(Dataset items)
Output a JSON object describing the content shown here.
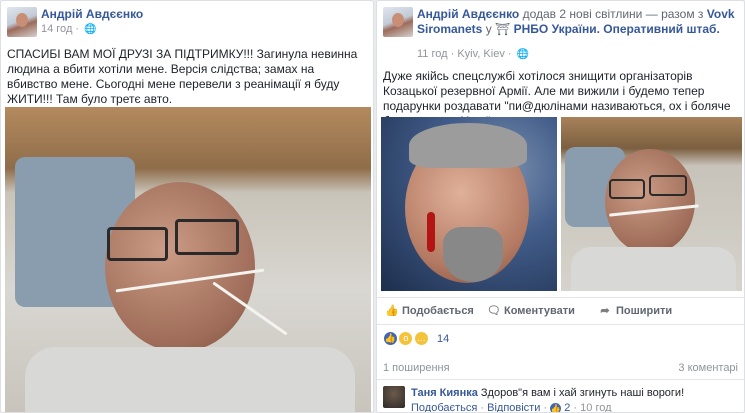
{
  "left_post": {
    "author": "Андрій Авдєєнко",
    "time": "14 год",
    "text": "СПАСИБІ ВАМ МОЇ ДРУЗІ ЗА ПІДТРИМКУ!!! Загинула невинна людина а вбити хотіли мене. Версія слідства; замах на вбивство мене. Сьогодні мене перевели з реанімації я буду ЖИТИ!!! Там було третє авто."
  },
  "right_post": {
    "author": "Андрій Авдєєнко",
    "added": "додав 2 нові світлини",
    "with_text": "— разом з",
    "tagged": "Vovk Siromanets",
    "in_text": "у",
    "place": "РНБО України. Оперативний штаб.",
    "time": "11 год",
    "location": "Kyiv, Kiev",
    "text": "Дуже якійсь спецслужбі хотілося знищити організаторів Козацької резервної Армії. Але ми вижили і будемо тепер подарунки роздавати \"пи@дюлінами називаються, ох і боляче буде ворогам України.",
    "actions": {
      "like": "Подобається",
      "comment": "Коментувати",
      "share": "Поширити"
    },
    "reactions_count": "14",
    "shares": "1 поширення",
    "comments_count": "3 коментарі",
    "comment": {
      "author": "Таня Киянка",
      "text": "Здоров\"я вам і хай згинуть наші вороги!",
      "like_label": "Подобається",
      "replies_label": "Відповісти",
      "likes": "2",
      "time": "10 год"
    }
  },
  "colors": {
    "link": "#365899",
    "meta": "#90949c",
    "background": "#e9ebee"
  }
}
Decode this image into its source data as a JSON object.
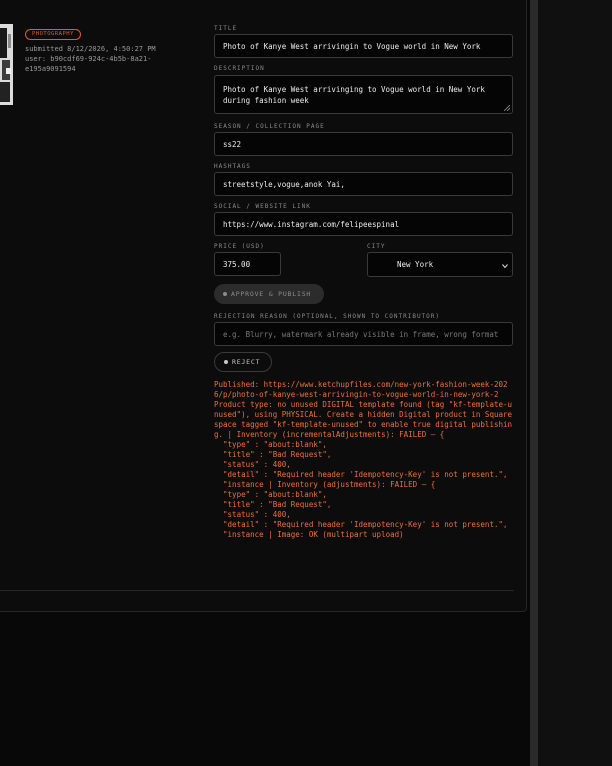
{
  "submission": {
    "category_badge": "PHOTOGRAPHY",
    "submitted": "submitted 8/12/2026, 4:50:27 PM",
    "user": "user: b90cdf69-924c-4b5b-8a21-e195a9091594"
  },
  "form": {
    "title": {
      "label": "TITLE",
      "value": "Photo of Kanye West arrivingin to Vogue world in New York"
    },
    "description": {
      "label": "DESCRIPTION",
      "value": "Photo of Kanye West arrivinging to Vogue world in New York during fashion week"
    },
    "season": {
      "label": "SEASON / COLLECTION PAGE",
      "value": "ss22"
    },
    "hashtags": {
      "label": "HASHTAGS",
      "value": "streetstyle,vogue,anok Yai,"
    },
    "social": {
      "label": "SOCIAL / WEBSITE LINK",
      "value": "https://www.instagram.com/felipeespinal"
    },
    "price": {
      "label": "PRICE (USD)",
      "value": "375.00"
    },
    "city": {
      "label": "CITY",
      "value": "New York"
    },
    "approve_label": "APPROVE & PUBLISH",
    "rejection": {
      "label": "REJECTION REASON (OPTIONAL, SHOWN TO CONTRIBUTOR)",
      "placeholder": "e.g. Blurry, watermark already visible in frame, wrong format"
    },
    "reject_label": "REJECT"
  },
  "log": {
    "text": "Published: https://www.ketchupfiles.com/new-york-fashion-week-2026/p/photo-of-kanye-west-arrivingin-to-vogue-world-in-new-york-2\nProduct type: no unused DIGITAL template found (tag \"kf-template-unused\"), using PHYSICAL. Create a hidden Digital product in Squarespace tagged \"kf-template-unused\" to enable true digital publishing. | Inventory (incrementalAdjustments): FAILED — {\n  \"type\" : \"about:blank\",\n  \"title\" : \"Bad Request\",\n  \"status\" : 400,\n  \"detail\" : \"Required header 'Idempotency-Key' is not present.\",\n  \"instance | Inventory (adjustments): FAILED — {\n  \"type\" : \"about:blank\",\n  \"title\" : \"Bad Request\",\n  \"status\" : 400,\n  \"detail\" : \"Required header 'Idempotency-Key' is not present.\",\n  \"instance | Image: OK (multipart upload)",
    "color": "#f07038"
  },
  "colors": {
    "accent": "#e05a2a",
    "background": "#0c0c0c"
  }
}
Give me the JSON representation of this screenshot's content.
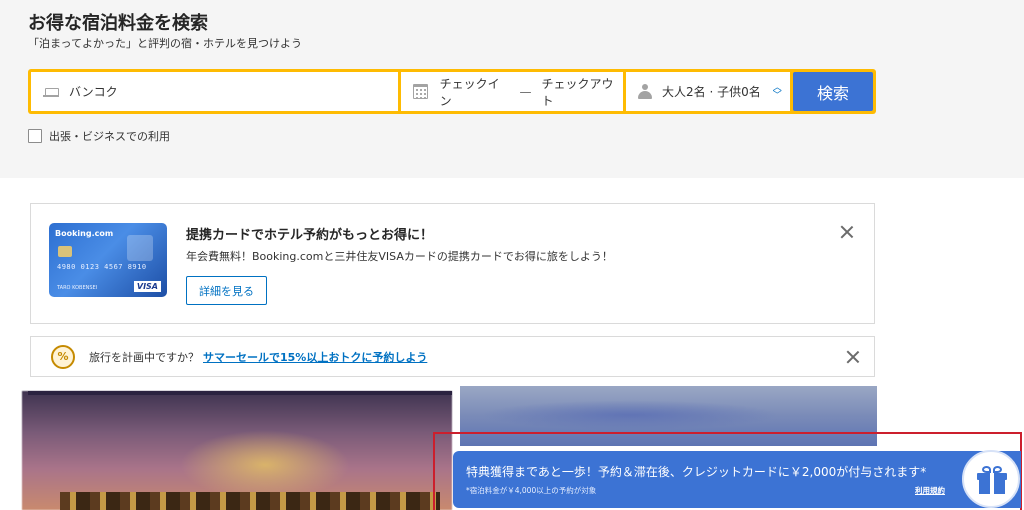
{
  "header": {
    "title": "お得な宿泊料金を検索",
    "subtitle": "「泊まってよかった」と評判の宿・ホテルを見つけよう"
  },
  "search": {
    "destination": "バンコク",
    "checkin": "チェックイン",
    "separator": "—",
    "checkout": "チェックアウト",
    "guests": "大人2名 · 子供0名",
    "button_label": "検索"
  },
  "business_trip": {
    "label": "出張・ビジネスでの利用",
    "checked": false
  },
  "card_promo": {
    "card_brand": "Booking.com",
    "card_number": "4980 0123 4567 8910",
    "card_holder": "TARO KOBENSEI",
    "card_network": "VISA",
    "title": "提携カードでホテル予約がもっとお得に！",
    "body": "年会費無料！Booking.comと三井住友VISAカードの提携カードでお得に旅をしよう！",
    "button_label": "詳細を見る"
  },
  "travel_notice": {
    "icon_text": "%",
    "text": "旅行を計画中ですか？",
    "link": "サマーセールで15%以上おトクに予約しよう"
  },
  "reward_banner": {
    "title": "特典獲得まであと一歩！予約＆滞在後、クレジットカードに￥2,000が付与されます*",
    "note": "*宿泊料金が￥4,000以上の予約が対象",
    "terms": "利用規約"
  },
  "colors": {
    "brand_blue": "#3c73d4",
    "search_border": "#febb02",
    "link_blue": "#0071c2",
    "highlight_red": "#cc1f2d"
  },
  "icons": {
    "destination": "bed-icon",
    "dates": "calendar-icon",
    "guests": "person-icon",
    "guests_toggle": "chevron-updown-icon",
    "close": "close-icon",
    "sale": "sale-badge-icon",
    "gift": "gift-icon"
  }
}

*EXERCISE OBJECTIVE*: Search the records for the word "content" and copy every line where it occurs.

*EXPECTED ANSWER*:
Output a JSON object describing the content shown here.
Give me the JSON representation of this screenshot's content.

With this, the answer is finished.